Records for processing:
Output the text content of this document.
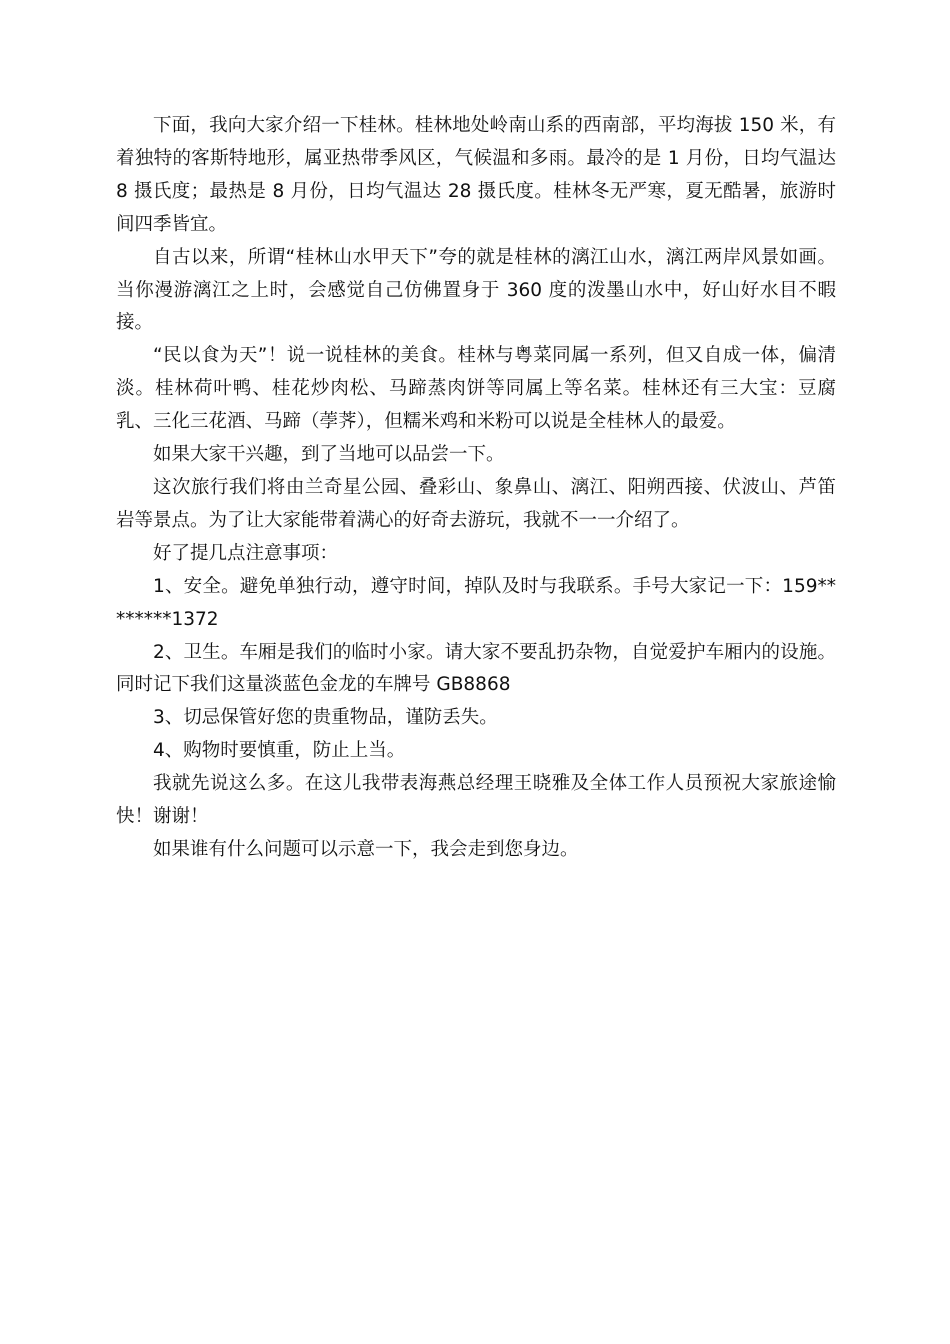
下面，我向大家介绍一下桂林。桂林地处岭南山系的西南部，平均海拔 150 米，有着独特的客斯特地形，属亚热带季风区，气候温和多雨。最冷的是 1 月份，日均气温达 8 摄氏度；最热是 8 月份，日均气温达 28 摄氏度。桂林冬无严寒，夏无酷暑，旅游时间四季皆宜。

自古以来，所谓“桂林山水甲天下”夸的就是桂林的漓江山水，漓江两岸风景如画。当你漫游漓江之上时，会感觉自己仿佛置身于 360 度的泼墨山水中，好山好水目不暇接。

“民以食为天”！说一说桂林的美食。桂林与粤菜同属一系列，但又自成一体，偏清淡。桂林荷叶鸭、桂花炒肉松、马蹄蒸肉饼等同属上等名菜。桂林还有三大宝：豆腐乳、三化三花酒、马蹄（荸荠），但糯米鸡和米粉可以说是全桂林人的最爱。

如果大家干兴趣，到了当地可以品尝一下。

这次旅行我们将由兰奇星公园、叠彩山、象鼻山、漓江、阳朔西接、伏波山、芦笛岩等景点。为了让大家能带着满心的好奇去游玩，我就不一一介绍了。

好了提几点注意事项：

1、安全。避免单独行动，遵守时间，掉队及时与我联系。手号大家记一下：159********1372

2、卫生。车厢是我们的临时小家。请大家不要乱扔杂物，自觉爱护车厢内的设施。同时记下我们这量淡蓝色金龙的车牌号 GB8868

3、切忌保管好您的贵重物品，谨防丢失。

4、购物时要慎重，防止上当。

我就先说这么多。在这儿我带表海燕总经理王晓雅及全体工作人员预祝大家旅途愉快！谢谢！

如果谁有什么问题可以示意一下，我会走到您身边。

Objective:
Give an exact reproduction of every line, leaving out any picture.

Exercise solution:
Output the text content of this document.
下面，我向大家介绍一下桂林。桂林地处岭南山系的西南部，平均海拔 150 米，有着独特的客斯特地形，属亚热带季风区，气候温和多雨。最冷的是 1 月份，日均气温达 8 摄氏度；最热是 8 月份，日均气温达 28 摄氏度。桂林冬无严寒，夏无酷暑，旅游时间四季皆宜。

自古以来，所谓“桂林山水甲天下”夸的就是桂林的漓江山水，漓江两岸风景如画。当你漫游漓江之上时，会感觉自己仿佛置身于 360 度的泼墨山水中，好山好水目不暇接。

“民以食为天”！说一说桂林的美食。桂林与粤菜同属一系列，但又自成一体，偏清淡。桂林荷叶鸭、桂花炒肉松、马蹄蒸肉饼等同属上等名菜。桂林还有三大宝：豆腐乳、三化三花酒、马蹄（荸荠），但糯米鸡和米粉可以说是全桂林人的最爱。

如果大家干兴趣，到了当地可以品尝一下。

这次旅行我们将由兰奇星公园、叠彩山、象鼻山、漓江、阳朔西接、伏波山、芦笛岩等景点。为了让大家能带着满心的好奇去游玩，我就不一一介绍了。

好了提几点注意事项：

1、安全。避免单独行动，遵守时间，掉队及时与我联系。手号大家记一下：159********1372

2、卫生。车厢是我们的临时小家。请大家不要乱扔杂物，自觉爱护车厢内的设施。同时记下我们这量淡蓝色金龙的车牌号 GB8868

3、切忌保管好您的贵重物品，谨防丢失。

4、购物时要慎重，防止上当。

我就先说这么多。在这儿我带表海燕总经理王晓雅及全体工作人员预祝大家旅途愉快！谢谢！

如果谁有什么问题可以示意一下，我会走到您身边。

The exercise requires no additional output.